TASK: Filter the records below for the word "this". Copy each line that holds it.

SUPPLIED RECORDS:
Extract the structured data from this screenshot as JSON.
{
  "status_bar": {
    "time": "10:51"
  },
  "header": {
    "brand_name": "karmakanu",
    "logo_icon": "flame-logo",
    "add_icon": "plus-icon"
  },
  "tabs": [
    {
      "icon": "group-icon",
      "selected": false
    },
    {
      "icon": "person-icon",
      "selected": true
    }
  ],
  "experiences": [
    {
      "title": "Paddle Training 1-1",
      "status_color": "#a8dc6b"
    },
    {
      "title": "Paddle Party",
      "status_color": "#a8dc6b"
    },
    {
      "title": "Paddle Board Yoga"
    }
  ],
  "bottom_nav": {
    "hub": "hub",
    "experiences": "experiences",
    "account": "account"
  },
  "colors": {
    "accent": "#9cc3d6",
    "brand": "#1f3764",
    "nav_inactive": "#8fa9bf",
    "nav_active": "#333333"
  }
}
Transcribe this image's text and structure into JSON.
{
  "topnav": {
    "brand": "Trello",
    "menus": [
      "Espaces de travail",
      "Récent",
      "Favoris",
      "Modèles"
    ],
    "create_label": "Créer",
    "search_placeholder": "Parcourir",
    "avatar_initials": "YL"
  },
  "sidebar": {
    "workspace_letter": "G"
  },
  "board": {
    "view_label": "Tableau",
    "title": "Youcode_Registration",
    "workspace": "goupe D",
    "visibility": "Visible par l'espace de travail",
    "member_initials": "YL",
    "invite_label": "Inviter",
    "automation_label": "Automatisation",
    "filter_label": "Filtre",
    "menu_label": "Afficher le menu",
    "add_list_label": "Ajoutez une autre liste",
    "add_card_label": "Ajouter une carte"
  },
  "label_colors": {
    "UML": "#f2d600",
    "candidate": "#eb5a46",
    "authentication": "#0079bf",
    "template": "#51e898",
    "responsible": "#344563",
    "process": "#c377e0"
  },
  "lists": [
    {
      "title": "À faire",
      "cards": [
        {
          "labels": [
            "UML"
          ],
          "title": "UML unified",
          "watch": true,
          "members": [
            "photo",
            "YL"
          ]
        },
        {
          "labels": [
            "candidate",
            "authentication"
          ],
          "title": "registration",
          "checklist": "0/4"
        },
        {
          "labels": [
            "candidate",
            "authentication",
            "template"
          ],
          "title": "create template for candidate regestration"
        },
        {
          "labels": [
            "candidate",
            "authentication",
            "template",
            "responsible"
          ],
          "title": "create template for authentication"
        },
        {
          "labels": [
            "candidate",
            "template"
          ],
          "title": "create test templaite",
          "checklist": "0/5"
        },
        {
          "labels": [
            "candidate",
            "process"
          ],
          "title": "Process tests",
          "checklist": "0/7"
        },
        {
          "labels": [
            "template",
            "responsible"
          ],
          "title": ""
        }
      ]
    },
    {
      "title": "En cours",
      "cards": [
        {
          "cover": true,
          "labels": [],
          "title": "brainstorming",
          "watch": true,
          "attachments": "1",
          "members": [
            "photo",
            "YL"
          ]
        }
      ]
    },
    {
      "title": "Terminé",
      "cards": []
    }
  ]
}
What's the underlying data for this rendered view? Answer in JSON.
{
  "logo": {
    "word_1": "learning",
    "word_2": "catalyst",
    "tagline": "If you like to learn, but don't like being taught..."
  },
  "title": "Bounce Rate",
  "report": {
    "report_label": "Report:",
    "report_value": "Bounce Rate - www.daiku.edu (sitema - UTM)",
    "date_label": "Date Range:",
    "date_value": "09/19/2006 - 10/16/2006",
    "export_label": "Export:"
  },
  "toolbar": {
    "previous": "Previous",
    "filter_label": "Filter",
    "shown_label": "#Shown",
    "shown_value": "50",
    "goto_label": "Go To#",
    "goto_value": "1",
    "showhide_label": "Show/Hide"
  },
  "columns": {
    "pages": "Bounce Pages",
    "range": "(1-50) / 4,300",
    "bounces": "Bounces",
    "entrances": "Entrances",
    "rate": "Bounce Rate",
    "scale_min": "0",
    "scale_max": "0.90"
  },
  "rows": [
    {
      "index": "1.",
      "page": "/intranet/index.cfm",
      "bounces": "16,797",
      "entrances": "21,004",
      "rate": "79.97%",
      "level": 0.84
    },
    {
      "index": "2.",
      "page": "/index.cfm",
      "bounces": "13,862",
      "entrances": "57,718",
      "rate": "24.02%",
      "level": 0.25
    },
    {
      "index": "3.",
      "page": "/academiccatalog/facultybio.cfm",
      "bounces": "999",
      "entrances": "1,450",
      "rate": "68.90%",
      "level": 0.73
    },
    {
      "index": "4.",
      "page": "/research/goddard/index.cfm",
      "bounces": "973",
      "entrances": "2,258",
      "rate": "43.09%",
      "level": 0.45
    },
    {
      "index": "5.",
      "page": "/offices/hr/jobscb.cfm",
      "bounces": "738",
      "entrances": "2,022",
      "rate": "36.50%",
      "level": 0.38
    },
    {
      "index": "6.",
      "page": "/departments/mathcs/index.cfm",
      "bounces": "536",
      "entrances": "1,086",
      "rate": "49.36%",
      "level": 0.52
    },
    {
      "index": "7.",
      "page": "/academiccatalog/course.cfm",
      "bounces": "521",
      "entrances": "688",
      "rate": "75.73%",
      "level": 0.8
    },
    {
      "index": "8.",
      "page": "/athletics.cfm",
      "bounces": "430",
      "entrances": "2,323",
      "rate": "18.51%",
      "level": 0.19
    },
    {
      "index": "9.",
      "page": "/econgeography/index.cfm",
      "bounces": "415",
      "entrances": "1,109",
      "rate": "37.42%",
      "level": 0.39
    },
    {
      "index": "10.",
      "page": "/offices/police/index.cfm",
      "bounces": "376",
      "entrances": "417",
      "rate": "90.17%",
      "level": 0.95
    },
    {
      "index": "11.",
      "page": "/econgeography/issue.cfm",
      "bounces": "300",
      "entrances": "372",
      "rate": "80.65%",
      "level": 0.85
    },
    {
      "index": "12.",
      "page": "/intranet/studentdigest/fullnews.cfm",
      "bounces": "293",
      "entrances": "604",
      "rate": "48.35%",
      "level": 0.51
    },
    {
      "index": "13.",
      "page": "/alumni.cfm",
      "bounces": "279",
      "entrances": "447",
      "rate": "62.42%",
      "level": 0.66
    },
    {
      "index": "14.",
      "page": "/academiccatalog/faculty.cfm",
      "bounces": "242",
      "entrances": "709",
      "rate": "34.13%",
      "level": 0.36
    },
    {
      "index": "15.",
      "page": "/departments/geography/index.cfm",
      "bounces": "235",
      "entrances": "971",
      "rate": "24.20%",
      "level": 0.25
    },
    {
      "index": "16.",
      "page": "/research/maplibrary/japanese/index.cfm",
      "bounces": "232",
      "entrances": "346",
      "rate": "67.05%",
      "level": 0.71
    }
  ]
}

SOLUTION TO THE PROBLEM:
Extract the structured data from this screenshot as JSON.
Transcribe this image's text and structure into JSON.
What's the underlying data for this rendered view? Answer in JSON.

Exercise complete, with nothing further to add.